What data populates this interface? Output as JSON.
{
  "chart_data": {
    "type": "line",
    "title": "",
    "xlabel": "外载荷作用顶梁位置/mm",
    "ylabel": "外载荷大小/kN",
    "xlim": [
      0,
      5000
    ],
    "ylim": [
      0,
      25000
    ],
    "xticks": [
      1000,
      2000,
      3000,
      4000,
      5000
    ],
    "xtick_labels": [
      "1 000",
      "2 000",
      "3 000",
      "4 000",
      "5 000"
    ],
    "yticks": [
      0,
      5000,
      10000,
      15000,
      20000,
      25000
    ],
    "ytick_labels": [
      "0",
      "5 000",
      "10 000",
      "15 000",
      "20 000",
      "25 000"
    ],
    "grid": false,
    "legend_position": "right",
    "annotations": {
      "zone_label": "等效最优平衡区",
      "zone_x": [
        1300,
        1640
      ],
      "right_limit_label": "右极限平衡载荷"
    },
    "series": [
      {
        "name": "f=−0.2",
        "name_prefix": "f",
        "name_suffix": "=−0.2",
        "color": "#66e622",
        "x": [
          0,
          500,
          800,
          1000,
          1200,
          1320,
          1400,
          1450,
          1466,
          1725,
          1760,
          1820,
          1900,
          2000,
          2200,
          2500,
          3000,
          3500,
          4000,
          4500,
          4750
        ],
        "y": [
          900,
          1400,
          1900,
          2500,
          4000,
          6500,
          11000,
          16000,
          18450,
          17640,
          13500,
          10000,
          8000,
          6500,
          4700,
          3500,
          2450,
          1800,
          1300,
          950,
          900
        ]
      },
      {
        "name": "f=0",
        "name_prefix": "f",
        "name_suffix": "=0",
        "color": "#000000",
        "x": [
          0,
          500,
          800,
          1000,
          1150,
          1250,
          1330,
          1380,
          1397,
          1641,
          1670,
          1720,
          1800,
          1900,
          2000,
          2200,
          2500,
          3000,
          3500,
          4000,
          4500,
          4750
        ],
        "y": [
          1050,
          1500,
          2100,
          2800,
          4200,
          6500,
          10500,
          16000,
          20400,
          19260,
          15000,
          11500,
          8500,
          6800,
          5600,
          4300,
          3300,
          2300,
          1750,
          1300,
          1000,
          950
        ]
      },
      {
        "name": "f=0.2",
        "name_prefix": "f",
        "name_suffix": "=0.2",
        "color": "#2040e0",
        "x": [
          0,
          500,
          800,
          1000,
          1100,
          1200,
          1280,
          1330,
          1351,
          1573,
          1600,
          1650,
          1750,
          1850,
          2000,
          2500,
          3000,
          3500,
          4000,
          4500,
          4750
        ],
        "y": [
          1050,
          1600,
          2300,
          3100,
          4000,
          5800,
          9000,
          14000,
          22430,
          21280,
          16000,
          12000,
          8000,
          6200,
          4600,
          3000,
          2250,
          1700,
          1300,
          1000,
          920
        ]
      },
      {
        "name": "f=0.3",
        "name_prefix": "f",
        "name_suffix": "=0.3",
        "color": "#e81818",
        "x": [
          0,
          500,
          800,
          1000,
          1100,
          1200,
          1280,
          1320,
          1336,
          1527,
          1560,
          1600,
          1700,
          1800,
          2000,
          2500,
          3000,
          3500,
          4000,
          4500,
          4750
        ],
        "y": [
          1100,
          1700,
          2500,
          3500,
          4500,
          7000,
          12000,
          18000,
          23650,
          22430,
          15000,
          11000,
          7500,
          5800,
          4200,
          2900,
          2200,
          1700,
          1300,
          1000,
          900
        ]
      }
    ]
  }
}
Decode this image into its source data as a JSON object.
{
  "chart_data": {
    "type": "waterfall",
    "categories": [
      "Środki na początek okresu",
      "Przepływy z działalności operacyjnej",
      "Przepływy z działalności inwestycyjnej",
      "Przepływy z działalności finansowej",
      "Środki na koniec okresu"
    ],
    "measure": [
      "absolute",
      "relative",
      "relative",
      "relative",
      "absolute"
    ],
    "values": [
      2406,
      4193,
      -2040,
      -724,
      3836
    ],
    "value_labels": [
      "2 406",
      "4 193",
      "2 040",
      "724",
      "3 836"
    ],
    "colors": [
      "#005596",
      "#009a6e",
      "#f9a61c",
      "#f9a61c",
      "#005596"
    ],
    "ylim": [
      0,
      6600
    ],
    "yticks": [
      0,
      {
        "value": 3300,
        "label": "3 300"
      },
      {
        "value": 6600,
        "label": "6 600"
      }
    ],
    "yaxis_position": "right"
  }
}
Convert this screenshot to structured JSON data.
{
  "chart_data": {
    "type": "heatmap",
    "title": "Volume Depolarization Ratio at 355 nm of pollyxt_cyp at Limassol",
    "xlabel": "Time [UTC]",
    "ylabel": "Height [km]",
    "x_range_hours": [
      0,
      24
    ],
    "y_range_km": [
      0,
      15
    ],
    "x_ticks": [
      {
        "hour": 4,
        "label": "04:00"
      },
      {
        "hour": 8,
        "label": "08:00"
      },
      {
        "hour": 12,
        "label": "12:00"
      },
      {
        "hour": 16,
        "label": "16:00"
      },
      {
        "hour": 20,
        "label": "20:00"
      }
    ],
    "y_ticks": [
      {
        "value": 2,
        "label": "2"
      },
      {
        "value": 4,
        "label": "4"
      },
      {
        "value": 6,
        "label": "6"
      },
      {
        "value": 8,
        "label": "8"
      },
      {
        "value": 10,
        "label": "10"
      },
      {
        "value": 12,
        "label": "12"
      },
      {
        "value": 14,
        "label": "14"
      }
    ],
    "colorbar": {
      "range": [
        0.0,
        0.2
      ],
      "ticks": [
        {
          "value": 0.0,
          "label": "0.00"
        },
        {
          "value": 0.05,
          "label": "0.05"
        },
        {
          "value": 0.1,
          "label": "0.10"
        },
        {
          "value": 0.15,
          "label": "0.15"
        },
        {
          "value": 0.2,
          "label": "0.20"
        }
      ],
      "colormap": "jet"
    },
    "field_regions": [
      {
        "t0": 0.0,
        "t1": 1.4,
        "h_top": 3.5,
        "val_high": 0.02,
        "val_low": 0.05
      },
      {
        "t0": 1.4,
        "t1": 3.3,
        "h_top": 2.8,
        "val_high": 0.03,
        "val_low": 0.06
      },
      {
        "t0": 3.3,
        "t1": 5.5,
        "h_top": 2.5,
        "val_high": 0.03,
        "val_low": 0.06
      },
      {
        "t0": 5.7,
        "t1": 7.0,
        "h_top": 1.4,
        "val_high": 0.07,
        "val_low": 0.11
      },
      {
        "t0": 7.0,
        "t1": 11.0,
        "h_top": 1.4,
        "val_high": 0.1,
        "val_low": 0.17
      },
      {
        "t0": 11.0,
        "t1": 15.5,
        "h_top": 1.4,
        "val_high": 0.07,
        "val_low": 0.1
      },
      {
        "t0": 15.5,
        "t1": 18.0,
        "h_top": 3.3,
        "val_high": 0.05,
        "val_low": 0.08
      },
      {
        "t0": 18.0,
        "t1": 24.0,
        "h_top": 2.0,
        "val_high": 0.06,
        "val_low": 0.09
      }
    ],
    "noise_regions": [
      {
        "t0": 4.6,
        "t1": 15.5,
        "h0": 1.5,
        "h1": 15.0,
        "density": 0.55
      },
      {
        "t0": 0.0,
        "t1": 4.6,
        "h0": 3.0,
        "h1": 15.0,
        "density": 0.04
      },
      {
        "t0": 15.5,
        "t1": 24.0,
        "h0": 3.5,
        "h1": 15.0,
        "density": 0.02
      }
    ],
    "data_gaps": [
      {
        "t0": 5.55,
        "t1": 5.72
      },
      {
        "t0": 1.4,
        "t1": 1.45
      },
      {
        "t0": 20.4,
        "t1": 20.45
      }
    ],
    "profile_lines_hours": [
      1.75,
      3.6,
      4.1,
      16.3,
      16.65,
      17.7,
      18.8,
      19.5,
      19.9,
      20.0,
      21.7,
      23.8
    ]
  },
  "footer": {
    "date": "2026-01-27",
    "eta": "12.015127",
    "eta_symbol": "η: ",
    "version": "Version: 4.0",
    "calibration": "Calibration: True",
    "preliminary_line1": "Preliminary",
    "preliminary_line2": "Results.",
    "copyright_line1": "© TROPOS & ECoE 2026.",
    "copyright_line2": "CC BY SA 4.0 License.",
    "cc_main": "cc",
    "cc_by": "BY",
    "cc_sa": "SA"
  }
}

▶ **WRITTEN INSTRUCTION**
Copy out each line of the material that holds the word "JSON".

▶ **THE COMPLETED TASK**
What data populates this interface? Output as JSON.
Decode this image into its source data as a JSON object.
Convert this screenshot to structured JSON data.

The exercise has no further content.